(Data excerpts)
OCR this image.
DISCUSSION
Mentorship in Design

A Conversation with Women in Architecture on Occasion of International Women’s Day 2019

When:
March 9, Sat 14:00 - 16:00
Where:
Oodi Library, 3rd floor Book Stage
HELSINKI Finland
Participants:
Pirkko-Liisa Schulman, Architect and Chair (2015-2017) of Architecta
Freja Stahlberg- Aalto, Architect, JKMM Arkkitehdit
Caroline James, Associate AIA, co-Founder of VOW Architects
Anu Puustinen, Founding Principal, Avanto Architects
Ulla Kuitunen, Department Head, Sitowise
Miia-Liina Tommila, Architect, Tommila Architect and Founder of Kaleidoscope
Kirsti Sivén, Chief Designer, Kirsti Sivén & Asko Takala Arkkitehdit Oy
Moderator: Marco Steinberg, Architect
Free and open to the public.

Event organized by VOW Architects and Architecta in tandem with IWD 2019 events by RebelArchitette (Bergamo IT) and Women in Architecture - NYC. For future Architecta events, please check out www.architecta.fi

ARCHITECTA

## TO BE DONE
From the data above, copy each line that has the string "Arkkitehdit".

## RESPONSE BELOW
Freja Stahlberg- Aalto, Architect, JKMM Arkkitehdit
Kirsti Sivén, Chief Designer, Kirsti Sivén & Asko Takala Arkkitehdit Oy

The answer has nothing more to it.